▸ Exercise instructions: Look through the data and write out every line with the word "color" in it.
== Exercise material ==
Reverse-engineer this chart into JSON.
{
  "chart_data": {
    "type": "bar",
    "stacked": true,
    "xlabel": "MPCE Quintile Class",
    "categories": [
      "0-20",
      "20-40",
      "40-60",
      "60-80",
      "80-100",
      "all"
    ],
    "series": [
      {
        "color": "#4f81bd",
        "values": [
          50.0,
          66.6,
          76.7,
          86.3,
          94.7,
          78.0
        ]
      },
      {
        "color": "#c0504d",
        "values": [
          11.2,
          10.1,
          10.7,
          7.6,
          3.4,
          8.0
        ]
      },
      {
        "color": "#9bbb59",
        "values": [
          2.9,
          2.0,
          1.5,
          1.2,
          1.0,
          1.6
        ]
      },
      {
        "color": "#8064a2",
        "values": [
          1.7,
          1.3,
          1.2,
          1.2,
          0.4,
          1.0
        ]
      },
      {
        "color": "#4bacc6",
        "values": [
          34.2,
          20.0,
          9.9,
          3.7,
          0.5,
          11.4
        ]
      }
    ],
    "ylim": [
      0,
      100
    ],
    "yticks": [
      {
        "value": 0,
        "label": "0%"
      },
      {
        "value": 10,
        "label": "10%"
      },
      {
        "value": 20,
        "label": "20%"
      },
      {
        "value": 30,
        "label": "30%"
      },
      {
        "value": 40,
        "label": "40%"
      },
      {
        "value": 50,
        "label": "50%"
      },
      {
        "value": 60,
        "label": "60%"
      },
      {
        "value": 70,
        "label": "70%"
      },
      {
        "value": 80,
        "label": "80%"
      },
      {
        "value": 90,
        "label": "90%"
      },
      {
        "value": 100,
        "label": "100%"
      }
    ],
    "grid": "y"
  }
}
===
▸ Output for this exercise:
        "color": "#4f81bd",
        "color": "#c0504d",
        "color": "#9bbb59",
        "color": "#8064a2",
        "color": "#4bacc6",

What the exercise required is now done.